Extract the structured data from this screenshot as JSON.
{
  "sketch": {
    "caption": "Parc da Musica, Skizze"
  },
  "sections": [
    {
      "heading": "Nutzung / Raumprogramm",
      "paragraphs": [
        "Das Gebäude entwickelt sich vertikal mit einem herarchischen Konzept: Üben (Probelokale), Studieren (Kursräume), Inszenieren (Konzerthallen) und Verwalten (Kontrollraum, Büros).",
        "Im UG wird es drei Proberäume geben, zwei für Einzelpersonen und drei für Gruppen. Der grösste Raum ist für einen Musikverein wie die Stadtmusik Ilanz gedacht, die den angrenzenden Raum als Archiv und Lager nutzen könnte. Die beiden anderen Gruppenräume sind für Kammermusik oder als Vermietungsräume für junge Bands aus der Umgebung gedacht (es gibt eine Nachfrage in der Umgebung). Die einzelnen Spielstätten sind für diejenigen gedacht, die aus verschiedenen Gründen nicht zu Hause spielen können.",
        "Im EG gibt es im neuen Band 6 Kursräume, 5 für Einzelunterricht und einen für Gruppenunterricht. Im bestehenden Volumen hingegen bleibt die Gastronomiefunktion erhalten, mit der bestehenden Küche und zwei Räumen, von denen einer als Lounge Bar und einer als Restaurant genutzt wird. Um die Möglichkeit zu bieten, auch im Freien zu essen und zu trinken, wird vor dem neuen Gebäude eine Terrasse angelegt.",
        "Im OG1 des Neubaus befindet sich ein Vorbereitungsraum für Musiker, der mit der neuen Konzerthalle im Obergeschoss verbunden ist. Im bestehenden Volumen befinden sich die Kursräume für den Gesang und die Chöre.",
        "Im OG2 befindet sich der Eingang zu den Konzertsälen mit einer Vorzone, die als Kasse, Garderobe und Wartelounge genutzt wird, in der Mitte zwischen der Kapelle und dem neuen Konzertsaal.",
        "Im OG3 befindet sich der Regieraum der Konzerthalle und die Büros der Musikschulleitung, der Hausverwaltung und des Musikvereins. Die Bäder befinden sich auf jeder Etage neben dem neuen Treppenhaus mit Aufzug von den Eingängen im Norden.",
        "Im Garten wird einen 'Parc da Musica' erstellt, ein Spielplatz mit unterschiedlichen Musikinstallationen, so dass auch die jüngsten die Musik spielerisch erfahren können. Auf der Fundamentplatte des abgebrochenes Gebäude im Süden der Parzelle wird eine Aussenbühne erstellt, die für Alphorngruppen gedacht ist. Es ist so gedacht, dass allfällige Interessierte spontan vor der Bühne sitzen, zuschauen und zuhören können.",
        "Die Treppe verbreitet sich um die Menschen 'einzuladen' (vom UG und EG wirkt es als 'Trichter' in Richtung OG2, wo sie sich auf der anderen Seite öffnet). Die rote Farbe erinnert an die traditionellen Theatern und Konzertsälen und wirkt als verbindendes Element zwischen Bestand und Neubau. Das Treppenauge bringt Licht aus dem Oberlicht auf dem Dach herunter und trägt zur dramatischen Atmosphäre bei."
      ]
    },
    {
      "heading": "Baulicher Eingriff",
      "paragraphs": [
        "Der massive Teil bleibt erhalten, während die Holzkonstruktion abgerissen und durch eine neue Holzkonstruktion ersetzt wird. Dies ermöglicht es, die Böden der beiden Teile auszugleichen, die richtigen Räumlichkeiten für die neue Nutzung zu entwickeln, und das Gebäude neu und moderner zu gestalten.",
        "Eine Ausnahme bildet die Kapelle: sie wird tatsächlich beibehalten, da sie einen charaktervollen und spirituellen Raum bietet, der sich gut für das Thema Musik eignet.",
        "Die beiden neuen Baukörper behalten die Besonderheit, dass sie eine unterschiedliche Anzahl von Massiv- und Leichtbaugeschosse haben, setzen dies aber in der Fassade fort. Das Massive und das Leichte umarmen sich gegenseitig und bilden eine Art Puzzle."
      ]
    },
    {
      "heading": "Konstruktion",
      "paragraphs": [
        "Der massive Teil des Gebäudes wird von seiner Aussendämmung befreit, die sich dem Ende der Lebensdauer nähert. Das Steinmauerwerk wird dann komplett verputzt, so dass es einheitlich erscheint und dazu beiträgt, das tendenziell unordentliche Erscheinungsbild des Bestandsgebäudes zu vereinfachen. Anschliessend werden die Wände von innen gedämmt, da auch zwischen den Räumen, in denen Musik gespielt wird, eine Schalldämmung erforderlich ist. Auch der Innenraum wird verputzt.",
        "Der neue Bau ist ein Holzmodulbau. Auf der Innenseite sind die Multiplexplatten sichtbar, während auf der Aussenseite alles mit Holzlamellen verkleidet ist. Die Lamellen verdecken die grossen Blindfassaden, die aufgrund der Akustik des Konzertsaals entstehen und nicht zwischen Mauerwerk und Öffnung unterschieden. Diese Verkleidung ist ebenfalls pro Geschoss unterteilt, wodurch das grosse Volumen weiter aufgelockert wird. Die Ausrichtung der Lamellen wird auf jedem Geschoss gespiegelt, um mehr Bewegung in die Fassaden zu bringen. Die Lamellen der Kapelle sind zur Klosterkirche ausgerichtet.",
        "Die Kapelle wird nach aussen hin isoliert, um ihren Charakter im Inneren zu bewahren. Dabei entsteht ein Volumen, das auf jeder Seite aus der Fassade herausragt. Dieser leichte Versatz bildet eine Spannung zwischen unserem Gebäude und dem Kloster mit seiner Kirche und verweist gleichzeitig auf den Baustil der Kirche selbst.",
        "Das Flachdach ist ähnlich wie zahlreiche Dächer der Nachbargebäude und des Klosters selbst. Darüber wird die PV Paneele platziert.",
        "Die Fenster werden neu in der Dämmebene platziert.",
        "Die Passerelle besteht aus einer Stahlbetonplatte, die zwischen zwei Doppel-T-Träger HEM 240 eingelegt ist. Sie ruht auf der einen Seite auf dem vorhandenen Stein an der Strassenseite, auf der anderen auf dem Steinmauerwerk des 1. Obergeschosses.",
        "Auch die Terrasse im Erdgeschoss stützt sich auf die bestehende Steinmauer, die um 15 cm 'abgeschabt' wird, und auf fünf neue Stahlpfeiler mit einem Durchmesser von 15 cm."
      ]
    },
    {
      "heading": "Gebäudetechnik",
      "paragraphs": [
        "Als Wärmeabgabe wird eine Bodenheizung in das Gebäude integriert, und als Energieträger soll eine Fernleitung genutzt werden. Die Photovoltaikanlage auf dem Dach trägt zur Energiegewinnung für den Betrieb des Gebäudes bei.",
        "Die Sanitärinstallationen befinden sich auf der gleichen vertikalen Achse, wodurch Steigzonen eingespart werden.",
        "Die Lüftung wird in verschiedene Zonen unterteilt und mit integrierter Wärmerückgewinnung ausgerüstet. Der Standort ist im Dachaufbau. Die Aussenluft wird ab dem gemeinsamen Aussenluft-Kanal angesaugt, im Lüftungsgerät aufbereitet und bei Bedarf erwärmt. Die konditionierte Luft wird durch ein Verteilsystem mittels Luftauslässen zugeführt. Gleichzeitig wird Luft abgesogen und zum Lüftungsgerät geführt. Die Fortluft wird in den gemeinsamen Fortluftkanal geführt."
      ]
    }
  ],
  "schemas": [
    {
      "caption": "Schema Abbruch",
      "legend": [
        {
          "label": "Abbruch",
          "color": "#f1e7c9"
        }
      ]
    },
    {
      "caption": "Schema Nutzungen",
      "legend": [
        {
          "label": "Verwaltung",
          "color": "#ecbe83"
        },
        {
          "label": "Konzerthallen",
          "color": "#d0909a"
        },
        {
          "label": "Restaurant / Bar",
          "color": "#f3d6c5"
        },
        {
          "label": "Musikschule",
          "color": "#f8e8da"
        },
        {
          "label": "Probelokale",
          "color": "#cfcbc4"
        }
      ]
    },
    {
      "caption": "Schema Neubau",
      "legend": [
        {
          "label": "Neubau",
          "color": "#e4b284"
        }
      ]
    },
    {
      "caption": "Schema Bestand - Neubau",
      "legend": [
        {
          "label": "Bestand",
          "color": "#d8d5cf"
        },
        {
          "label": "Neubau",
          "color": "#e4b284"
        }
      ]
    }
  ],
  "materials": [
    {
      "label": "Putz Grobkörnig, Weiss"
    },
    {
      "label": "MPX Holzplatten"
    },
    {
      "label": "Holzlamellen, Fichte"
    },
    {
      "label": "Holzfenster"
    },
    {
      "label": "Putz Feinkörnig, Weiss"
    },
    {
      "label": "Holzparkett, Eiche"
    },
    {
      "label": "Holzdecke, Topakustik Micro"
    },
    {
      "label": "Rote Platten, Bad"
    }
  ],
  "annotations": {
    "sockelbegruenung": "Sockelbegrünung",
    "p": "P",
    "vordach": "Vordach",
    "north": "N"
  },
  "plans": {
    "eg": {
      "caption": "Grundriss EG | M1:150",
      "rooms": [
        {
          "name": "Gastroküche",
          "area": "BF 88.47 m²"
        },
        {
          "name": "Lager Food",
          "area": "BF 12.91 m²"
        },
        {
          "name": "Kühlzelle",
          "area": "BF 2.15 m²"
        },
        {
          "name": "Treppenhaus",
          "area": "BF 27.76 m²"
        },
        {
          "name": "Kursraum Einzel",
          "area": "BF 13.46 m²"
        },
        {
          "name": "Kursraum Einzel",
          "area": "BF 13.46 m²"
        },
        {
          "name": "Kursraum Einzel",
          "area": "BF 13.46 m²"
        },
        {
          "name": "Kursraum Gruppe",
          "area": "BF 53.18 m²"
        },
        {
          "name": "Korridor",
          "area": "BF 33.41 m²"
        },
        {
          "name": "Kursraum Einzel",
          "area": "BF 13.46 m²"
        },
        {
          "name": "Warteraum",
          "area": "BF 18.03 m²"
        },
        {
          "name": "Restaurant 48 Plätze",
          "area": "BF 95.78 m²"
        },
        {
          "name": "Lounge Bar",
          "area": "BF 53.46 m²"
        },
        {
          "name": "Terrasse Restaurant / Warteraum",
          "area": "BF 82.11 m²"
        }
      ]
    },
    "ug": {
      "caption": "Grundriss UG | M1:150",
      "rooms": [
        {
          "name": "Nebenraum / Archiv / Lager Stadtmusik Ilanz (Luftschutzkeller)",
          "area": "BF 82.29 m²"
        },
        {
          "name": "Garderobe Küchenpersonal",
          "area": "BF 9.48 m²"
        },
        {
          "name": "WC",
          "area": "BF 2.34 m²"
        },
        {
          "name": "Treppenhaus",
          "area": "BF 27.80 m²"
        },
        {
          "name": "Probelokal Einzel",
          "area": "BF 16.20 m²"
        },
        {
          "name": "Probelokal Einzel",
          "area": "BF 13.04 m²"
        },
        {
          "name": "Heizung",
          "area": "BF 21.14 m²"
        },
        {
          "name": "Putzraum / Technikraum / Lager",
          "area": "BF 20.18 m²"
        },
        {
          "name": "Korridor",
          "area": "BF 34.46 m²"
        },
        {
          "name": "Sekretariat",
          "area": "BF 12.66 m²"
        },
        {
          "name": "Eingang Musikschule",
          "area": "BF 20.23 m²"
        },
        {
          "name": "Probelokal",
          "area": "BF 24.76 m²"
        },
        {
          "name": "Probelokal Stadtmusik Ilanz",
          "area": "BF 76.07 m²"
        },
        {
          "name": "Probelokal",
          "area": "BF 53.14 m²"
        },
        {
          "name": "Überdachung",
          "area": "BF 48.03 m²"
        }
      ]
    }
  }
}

----------

| Description of the task |
Report each line in the preceding entries that holds the string "Konzertsälen".

| Solution |
        "Im OG2 befindet sich der Eingang zu den Konzertsälen mit einer Vorzone, die als Kasse, Garderobe und Wartelounge genutzt wird, in der Mitte zwischen der Kapelle und dem neuen Konzertsaal.",
        "Die Treppe verbreitet sich um die Menschen 'einzuladen' (vom UG und EG wirkt es als 'Trichter' in Richtung OG2, wo sie sich auf der anderen Seite öffnet). Die rote Farbe erinnert an die traditionellen Theatern und Konzertsälen und wirkt als verbindendes Element zwischen Bestand und Neubau. Das Treppenauge bringt Licht aus dem Oberlicht auf dem Dach herunter und trägt zur dramatischen Atmosphäre bei."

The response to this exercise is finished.